# SUPPLIED MATERIAL start

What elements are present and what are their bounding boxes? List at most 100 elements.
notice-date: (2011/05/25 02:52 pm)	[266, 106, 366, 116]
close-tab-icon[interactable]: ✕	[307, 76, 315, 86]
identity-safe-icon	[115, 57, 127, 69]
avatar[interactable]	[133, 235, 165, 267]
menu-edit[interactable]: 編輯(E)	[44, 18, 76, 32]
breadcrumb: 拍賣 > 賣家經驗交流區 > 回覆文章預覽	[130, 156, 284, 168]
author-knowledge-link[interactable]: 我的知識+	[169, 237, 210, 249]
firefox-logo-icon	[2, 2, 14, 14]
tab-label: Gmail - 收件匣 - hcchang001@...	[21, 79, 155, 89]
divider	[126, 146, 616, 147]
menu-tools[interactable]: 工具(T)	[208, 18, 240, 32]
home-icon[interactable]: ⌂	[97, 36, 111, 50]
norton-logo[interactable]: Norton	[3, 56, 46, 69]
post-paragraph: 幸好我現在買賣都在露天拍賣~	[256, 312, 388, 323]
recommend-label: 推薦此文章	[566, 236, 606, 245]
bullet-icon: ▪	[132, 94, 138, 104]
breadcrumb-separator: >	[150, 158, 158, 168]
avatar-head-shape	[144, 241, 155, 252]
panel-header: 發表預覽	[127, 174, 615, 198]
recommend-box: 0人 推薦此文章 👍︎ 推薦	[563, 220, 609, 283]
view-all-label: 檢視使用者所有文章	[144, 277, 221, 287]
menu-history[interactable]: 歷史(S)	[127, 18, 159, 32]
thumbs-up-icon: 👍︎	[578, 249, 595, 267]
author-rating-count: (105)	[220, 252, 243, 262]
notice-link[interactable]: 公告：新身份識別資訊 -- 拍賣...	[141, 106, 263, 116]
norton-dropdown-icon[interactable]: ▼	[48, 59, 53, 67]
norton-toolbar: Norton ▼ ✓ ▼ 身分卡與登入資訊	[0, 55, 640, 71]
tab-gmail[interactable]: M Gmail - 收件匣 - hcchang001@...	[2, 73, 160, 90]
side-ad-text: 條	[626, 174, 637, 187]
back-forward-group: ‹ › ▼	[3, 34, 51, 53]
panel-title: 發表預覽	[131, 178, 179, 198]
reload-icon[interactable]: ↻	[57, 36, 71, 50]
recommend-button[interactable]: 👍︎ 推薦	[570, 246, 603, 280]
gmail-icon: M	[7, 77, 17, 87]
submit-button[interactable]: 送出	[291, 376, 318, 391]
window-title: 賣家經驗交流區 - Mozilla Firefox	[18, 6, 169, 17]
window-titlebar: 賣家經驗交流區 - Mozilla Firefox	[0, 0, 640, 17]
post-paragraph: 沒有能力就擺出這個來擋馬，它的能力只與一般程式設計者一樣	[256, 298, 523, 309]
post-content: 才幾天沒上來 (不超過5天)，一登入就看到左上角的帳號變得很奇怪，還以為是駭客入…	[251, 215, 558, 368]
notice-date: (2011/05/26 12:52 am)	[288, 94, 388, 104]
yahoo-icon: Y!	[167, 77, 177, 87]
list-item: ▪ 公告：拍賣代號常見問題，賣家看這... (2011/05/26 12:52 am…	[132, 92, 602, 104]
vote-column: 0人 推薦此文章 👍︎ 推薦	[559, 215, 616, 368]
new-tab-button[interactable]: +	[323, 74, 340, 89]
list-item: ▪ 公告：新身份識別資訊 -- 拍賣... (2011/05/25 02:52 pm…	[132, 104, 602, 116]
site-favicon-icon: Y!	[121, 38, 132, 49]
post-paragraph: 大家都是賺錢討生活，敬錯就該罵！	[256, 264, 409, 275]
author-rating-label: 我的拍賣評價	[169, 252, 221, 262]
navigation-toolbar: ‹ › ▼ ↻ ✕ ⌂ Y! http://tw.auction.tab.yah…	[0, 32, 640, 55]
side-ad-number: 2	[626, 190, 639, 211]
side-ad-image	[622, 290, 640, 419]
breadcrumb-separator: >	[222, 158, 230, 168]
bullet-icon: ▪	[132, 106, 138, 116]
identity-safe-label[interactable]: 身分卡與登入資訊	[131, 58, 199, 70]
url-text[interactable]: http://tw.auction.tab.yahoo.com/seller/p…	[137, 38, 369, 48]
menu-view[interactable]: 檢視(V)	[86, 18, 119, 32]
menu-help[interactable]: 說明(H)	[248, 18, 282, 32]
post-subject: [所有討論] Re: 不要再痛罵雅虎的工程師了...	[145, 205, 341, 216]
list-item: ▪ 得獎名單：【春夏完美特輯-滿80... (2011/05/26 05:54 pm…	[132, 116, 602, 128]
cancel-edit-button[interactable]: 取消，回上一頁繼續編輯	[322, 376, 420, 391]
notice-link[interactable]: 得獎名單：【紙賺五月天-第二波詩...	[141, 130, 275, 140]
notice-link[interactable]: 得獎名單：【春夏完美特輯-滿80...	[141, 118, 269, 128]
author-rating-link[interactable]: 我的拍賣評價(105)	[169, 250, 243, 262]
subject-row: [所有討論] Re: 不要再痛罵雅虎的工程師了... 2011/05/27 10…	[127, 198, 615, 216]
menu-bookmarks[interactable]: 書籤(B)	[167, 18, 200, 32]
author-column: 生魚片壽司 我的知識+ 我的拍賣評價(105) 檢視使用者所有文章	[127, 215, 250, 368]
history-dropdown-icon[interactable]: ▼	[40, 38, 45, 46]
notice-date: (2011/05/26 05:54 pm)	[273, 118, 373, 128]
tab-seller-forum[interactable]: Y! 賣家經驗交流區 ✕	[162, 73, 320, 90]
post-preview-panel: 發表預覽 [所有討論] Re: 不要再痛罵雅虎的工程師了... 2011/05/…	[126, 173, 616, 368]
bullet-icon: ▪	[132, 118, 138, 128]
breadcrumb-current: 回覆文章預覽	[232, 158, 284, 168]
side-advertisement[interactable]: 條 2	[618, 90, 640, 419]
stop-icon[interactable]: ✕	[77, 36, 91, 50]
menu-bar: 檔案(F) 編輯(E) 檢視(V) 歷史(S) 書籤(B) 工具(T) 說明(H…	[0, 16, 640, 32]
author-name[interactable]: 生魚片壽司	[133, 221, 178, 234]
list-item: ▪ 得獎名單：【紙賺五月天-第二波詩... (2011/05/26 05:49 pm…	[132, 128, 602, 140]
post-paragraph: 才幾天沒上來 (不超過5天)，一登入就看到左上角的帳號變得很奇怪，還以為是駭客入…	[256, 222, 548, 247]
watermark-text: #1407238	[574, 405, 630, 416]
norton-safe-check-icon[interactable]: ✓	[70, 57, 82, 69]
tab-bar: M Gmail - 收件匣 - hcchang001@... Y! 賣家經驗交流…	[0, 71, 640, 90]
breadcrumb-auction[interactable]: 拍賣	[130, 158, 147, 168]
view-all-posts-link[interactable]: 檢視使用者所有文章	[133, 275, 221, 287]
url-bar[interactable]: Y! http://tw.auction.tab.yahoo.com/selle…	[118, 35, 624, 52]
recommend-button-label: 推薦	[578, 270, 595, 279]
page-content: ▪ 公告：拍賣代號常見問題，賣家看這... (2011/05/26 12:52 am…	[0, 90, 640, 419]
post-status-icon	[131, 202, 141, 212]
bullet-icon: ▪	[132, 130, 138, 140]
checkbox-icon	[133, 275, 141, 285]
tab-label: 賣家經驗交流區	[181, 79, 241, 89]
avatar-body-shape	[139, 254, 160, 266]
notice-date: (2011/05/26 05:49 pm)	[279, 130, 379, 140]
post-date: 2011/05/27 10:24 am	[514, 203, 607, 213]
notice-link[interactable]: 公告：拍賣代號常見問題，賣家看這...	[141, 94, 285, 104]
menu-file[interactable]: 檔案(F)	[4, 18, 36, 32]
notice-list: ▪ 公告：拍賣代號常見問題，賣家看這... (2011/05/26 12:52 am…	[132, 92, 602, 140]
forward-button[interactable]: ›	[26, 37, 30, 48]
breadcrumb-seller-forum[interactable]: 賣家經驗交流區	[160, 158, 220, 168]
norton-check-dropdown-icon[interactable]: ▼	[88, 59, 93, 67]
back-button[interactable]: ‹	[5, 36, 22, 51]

# SUPPLIED MATERIAL end

■ **EXERCISE**
Please lay out the data from its first line through the line containing "18, 159, 32]" as a JSON list of strings, one string per line, leaving out blank lines.

■ **FINISHED TASK**
[
  "What elements are present and what are their bounding boxes? List at most 100 elements.",
  "notice-date: (2011/05/25 02:52 pm)\t[266, 106, 366, 116]",
  "close-tab-icon[interactable]: ✕\t[307, 76, 315, 86]",
  "identity-safe-icon\t[115, 57, 127, 69]",
  "avatar[interactable]\t[133, 235, 165, 267]",
  "menu-edit[interactable]: 編輯(E)\t[44, 18, 76, 32]",
  "breadcrumb: 拍賣 > 賣家經驗交流區 > 回覆文章預覽\t[130, 156, 284, 168]",
  "author-knowledge-link[interactable]: 我的知識+\t[169, 237, 210, 249]",
  "firefox-logo-icon\t[2, 2, 14, 14]",
  "tab-label: Gmail - 收件匣 - hcchang001@...\t[21, 79, 155, 89]",
  "divider\t[126, 146, 616, 147]",
  "menu-tools[interactable]: 工具(T)\t[208, 18, 240, 32]",
  "home-icon[interactable]: ⌂\t[97, 36, 111, 50]",
  "norton-logo[interactable]: Norton\t[3, 56, 46, 69]",
  "post-paragraph: 幸好我現在買賣都在露天拍賣~\t[256, 312, 388, 323]",
  "recommend-label: 推薦此文章\t[566, 236, 606, 245]",
  "bullet-icon: ▪\t[132, 94, 138, 104]",
  "breadcrumb-separator: >\t[150, 158, 158, 168]",
  "avatar-head-shape\t[144, 241, 155, 252]",
  "panel-header: 發表預覽\t[127, 174, 615, 198]",
  "recommend-box: 0人 推薦此文章 👍︎ 推薦\t[563, 220, 609, 283]",
  "view-all-label: 檢視使用者所有文章\t[144, 277, 221, 287]",
  "menu-history[interactable]: 歷史(S)\t[127, 18, 159, 32]"
]